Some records
%%

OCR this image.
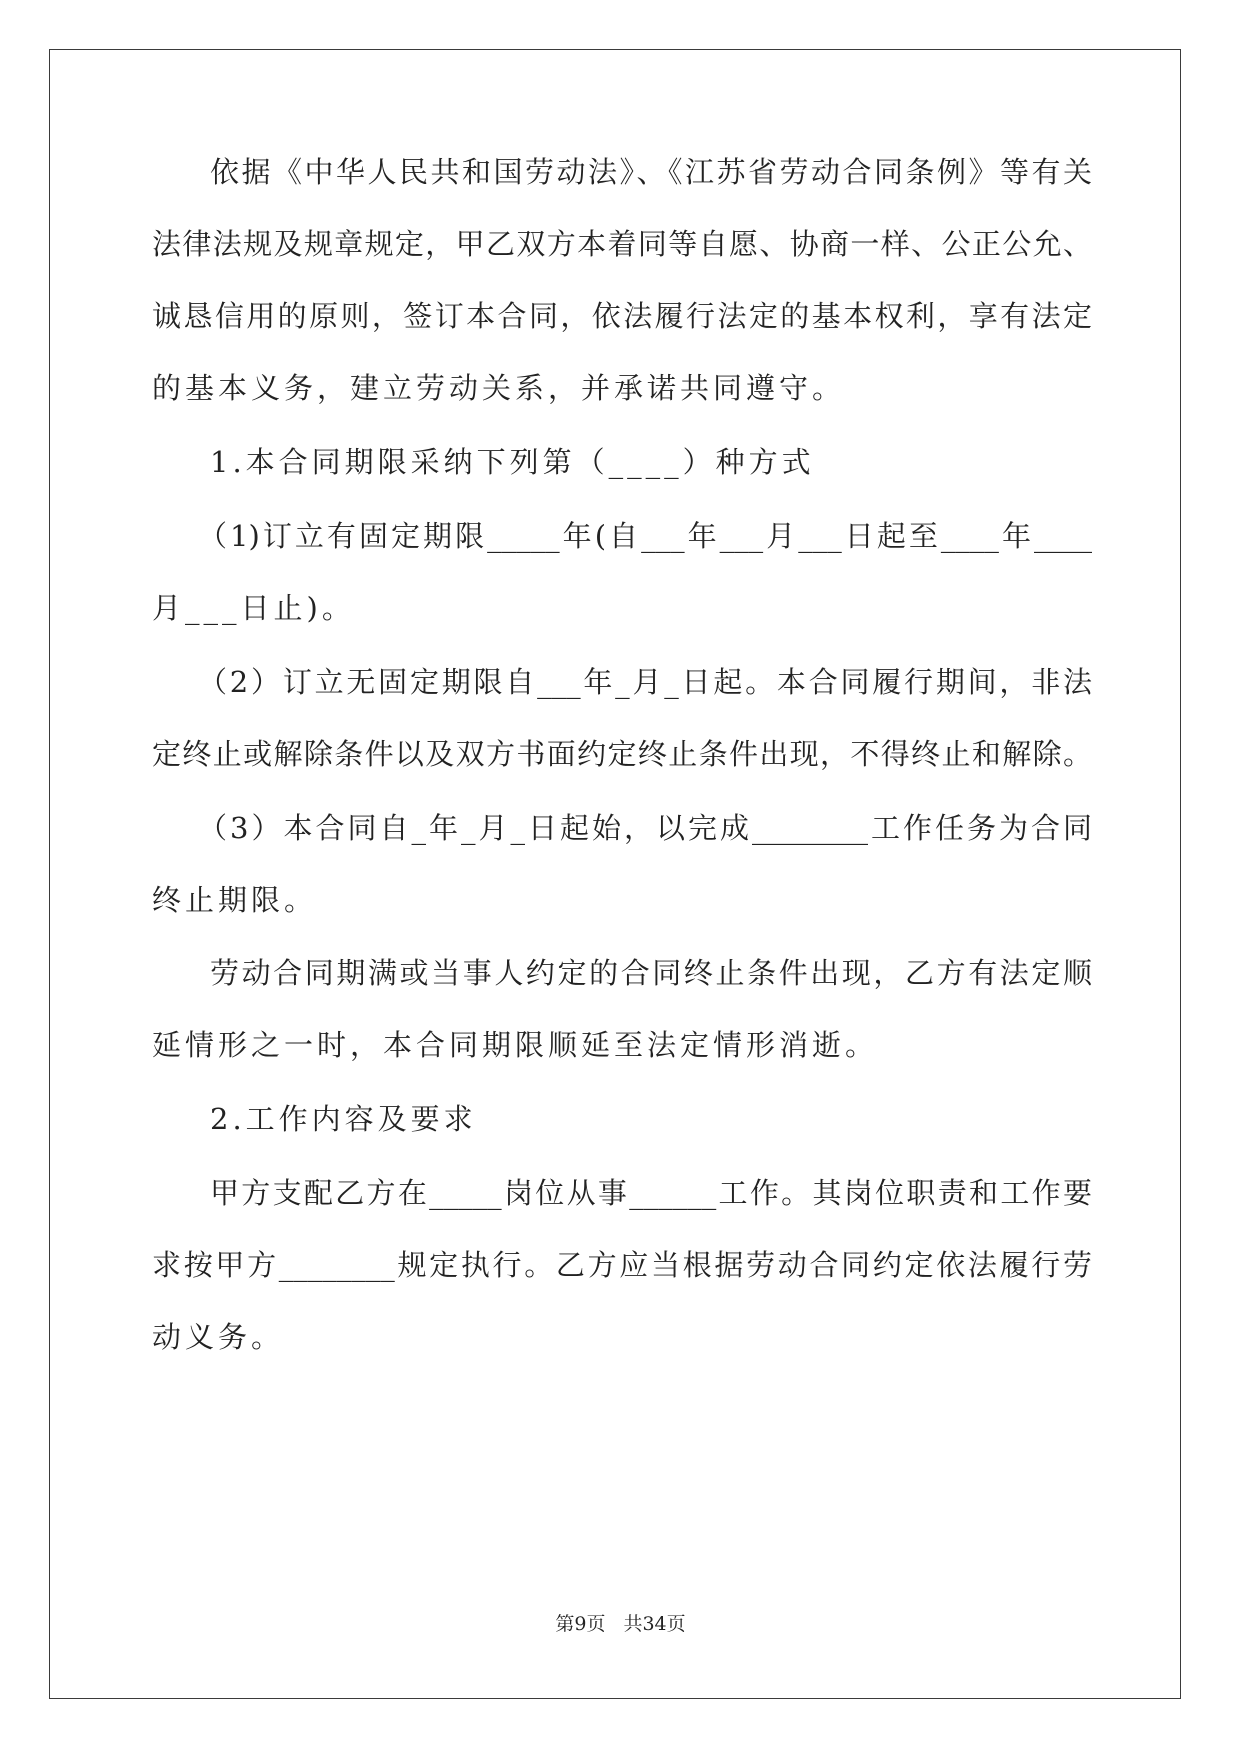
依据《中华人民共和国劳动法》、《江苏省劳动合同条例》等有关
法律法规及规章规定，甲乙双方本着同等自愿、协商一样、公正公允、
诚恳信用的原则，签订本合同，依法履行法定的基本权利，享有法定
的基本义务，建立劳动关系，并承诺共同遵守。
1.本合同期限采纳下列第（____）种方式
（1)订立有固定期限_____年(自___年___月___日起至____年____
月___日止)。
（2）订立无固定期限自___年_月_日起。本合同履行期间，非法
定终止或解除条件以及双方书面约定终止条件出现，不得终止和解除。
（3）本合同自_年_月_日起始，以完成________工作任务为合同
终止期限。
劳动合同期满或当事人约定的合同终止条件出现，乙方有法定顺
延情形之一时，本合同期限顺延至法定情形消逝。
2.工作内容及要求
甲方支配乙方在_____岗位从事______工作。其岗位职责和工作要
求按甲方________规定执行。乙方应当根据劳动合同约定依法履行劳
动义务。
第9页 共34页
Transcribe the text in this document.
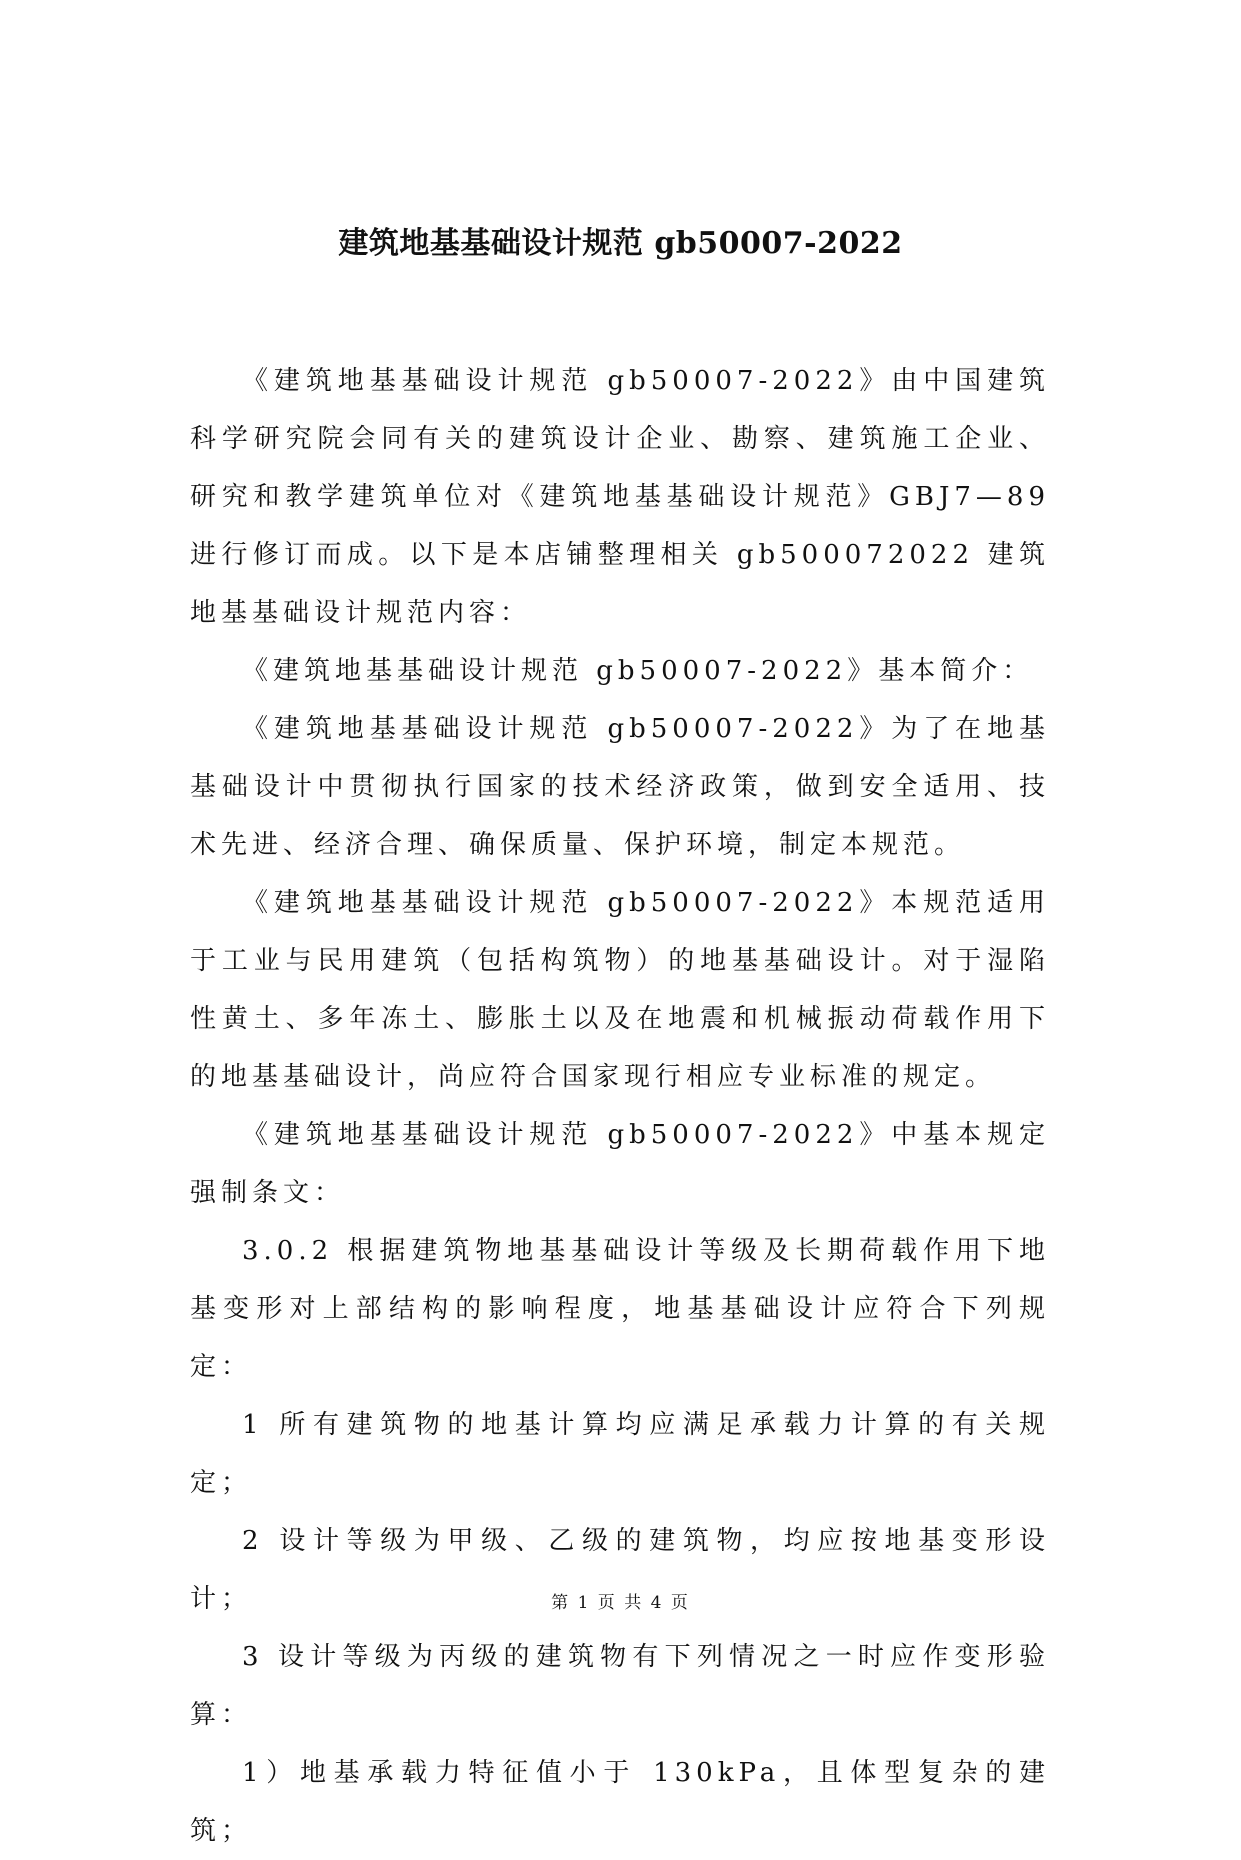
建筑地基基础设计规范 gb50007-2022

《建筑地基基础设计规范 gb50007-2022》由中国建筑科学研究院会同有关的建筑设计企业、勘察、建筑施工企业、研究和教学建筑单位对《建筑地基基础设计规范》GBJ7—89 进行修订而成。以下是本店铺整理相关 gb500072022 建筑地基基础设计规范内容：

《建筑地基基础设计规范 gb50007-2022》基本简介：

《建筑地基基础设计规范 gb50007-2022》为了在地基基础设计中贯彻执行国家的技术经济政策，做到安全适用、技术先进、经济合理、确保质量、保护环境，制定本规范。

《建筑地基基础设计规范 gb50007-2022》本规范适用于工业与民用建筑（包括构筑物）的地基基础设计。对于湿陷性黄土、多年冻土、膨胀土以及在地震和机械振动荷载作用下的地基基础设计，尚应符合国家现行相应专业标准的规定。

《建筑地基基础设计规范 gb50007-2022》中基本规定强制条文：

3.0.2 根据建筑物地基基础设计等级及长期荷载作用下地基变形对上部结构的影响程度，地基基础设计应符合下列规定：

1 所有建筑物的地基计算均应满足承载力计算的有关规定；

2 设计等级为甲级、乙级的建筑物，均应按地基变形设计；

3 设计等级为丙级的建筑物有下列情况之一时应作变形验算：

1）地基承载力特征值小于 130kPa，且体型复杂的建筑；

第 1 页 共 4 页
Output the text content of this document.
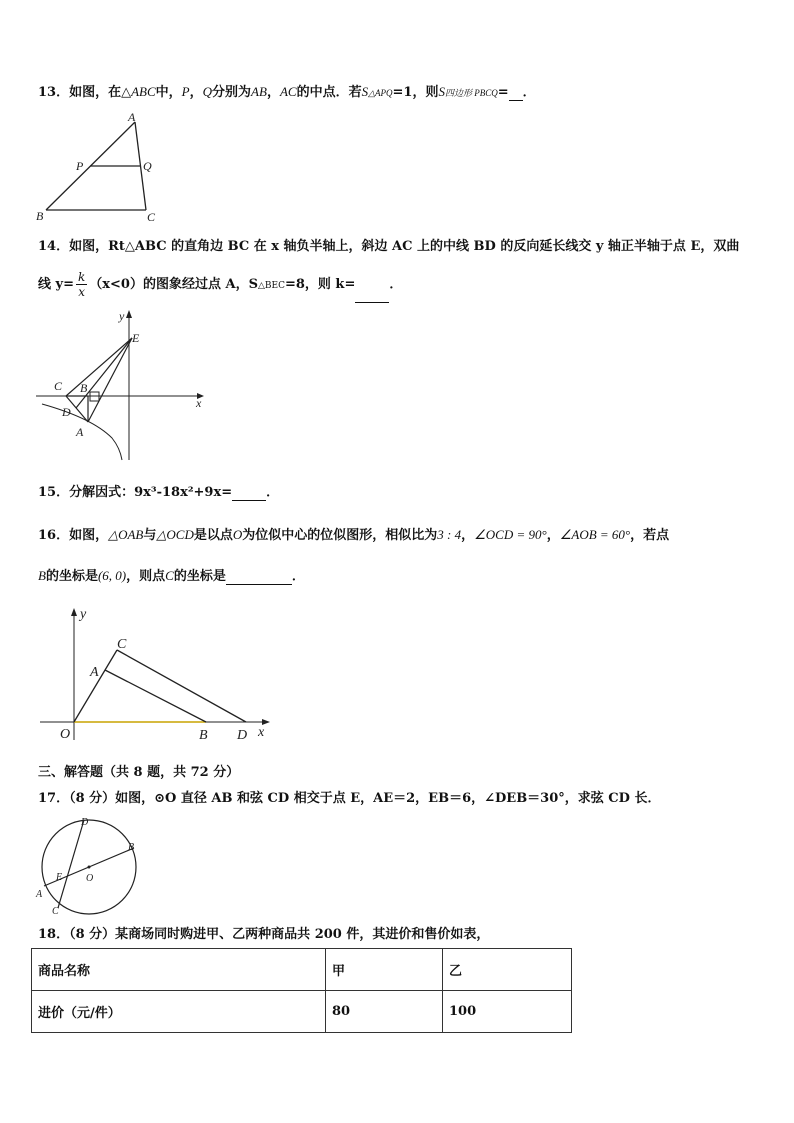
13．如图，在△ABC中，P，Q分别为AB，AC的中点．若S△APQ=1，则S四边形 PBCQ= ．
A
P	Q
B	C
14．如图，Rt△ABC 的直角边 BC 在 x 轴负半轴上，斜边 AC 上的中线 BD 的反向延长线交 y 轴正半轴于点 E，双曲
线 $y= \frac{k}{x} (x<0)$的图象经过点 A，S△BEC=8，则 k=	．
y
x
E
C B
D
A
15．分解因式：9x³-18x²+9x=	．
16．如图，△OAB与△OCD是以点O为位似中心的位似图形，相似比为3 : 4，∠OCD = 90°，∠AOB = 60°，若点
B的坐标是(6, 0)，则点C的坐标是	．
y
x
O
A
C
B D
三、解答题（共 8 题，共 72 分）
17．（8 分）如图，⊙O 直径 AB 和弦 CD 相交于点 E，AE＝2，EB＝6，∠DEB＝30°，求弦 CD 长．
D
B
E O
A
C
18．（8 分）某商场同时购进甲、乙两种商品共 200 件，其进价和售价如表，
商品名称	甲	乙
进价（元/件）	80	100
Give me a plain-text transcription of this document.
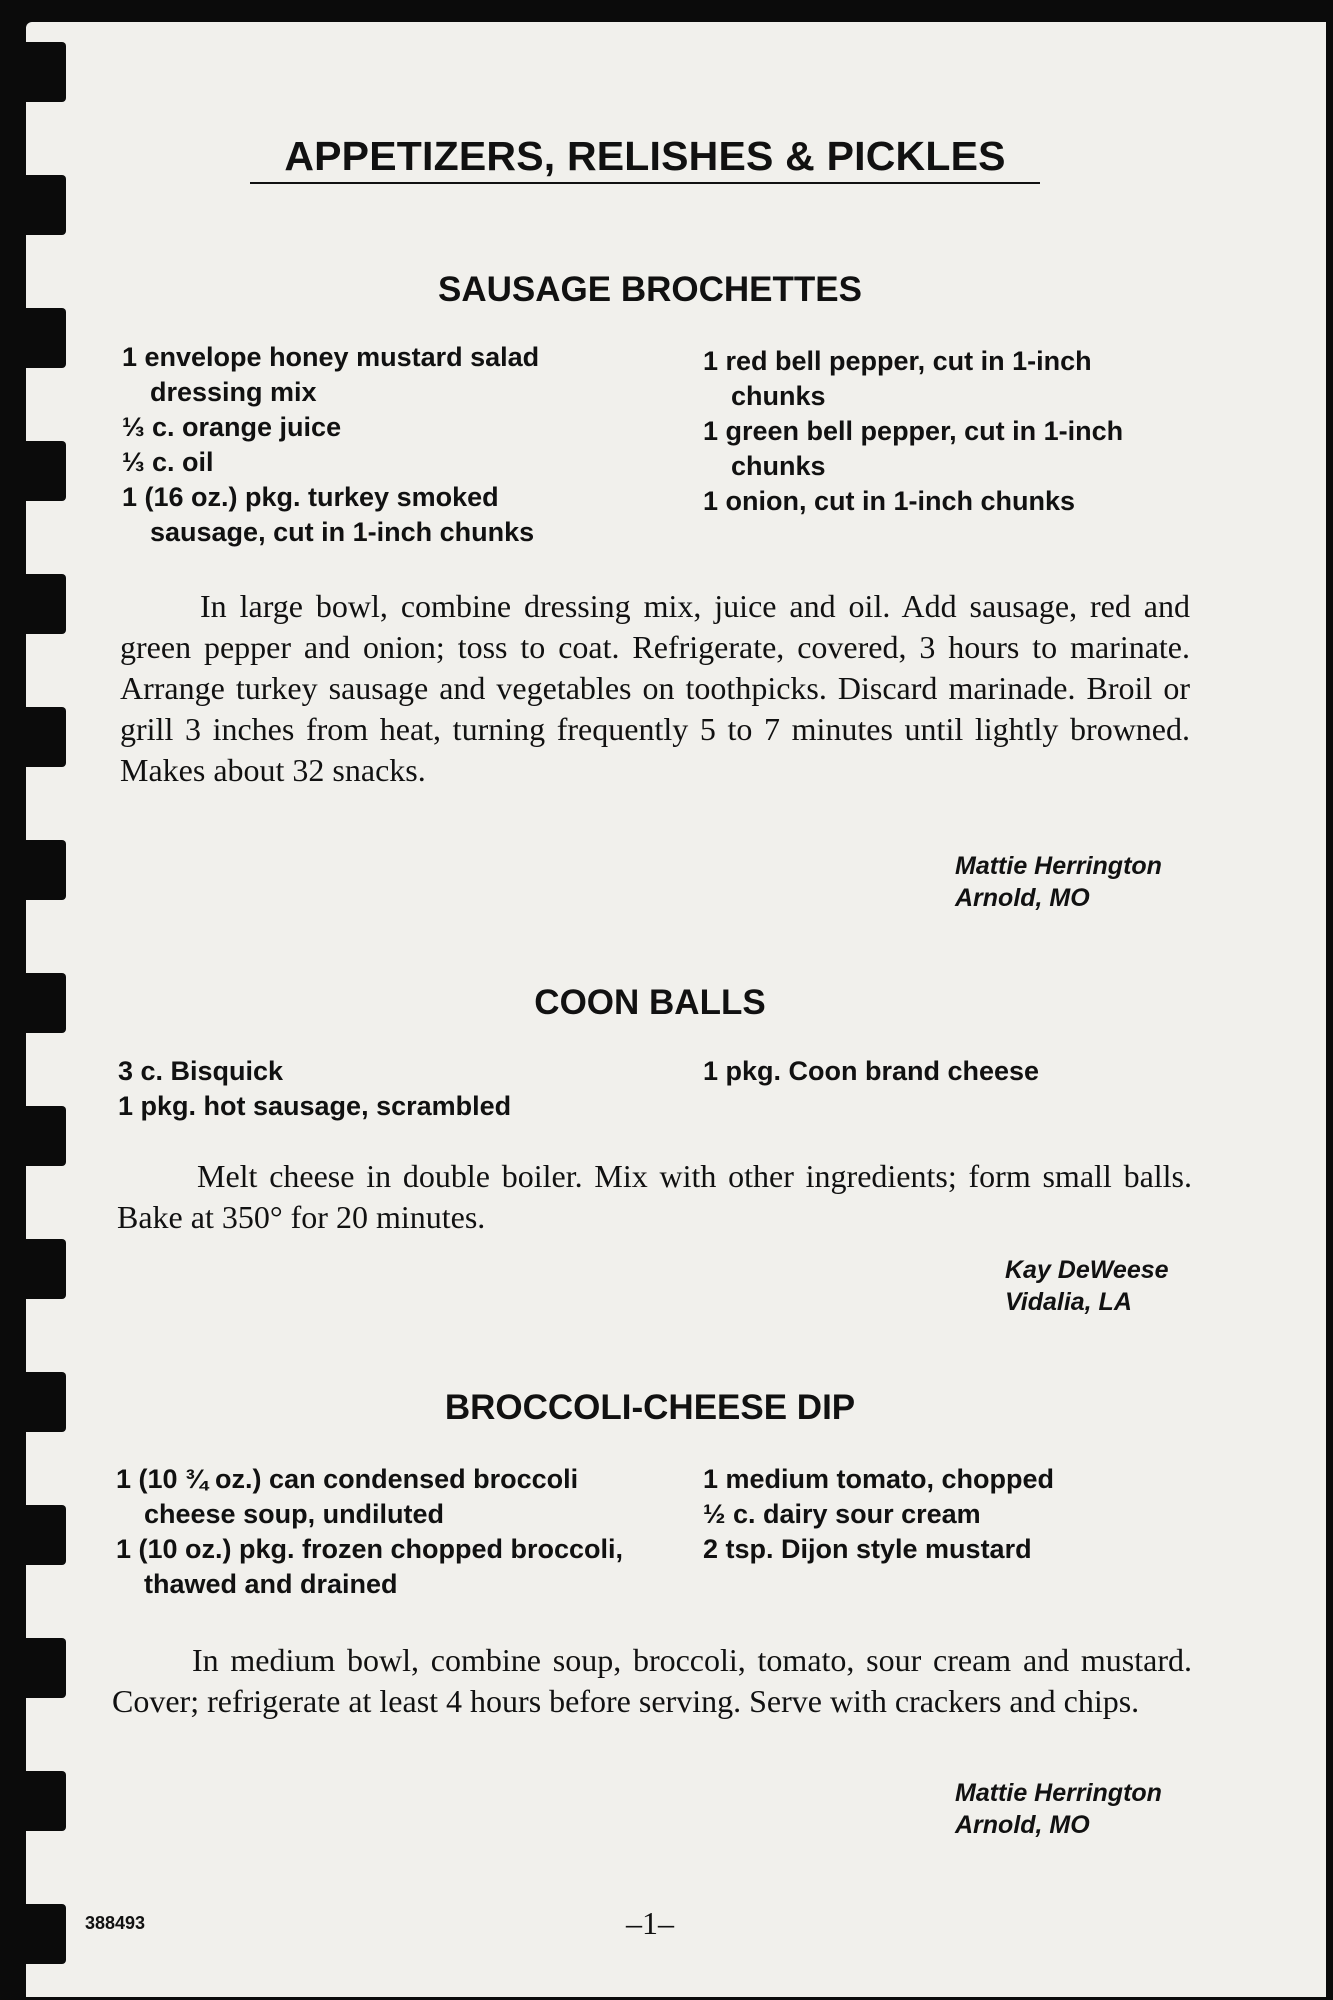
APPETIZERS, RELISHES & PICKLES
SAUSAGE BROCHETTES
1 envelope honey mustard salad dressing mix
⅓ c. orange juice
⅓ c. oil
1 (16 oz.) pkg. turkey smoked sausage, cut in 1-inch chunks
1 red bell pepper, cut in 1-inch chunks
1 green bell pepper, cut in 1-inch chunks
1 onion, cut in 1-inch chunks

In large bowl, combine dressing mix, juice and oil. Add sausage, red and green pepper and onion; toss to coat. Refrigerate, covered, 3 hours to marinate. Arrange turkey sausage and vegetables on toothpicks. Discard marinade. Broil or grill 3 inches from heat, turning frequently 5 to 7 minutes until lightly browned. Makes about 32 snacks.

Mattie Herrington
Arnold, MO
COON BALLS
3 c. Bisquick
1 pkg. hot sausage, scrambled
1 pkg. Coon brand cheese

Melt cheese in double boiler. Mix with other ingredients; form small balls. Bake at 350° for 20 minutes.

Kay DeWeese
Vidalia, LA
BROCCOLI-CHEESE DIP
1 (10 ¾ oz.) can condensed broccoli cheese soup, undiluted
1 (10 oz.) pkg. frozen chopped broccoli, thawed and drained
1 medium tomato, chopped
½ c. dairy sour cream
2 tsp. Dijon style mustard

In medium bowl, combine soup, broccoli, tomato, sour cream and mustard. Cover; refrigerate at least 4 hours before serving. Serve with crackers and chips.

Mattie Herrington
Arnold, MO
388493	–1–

%%

Say how many lines hold the word "hours", giving the number and nothing else.

# Task result
2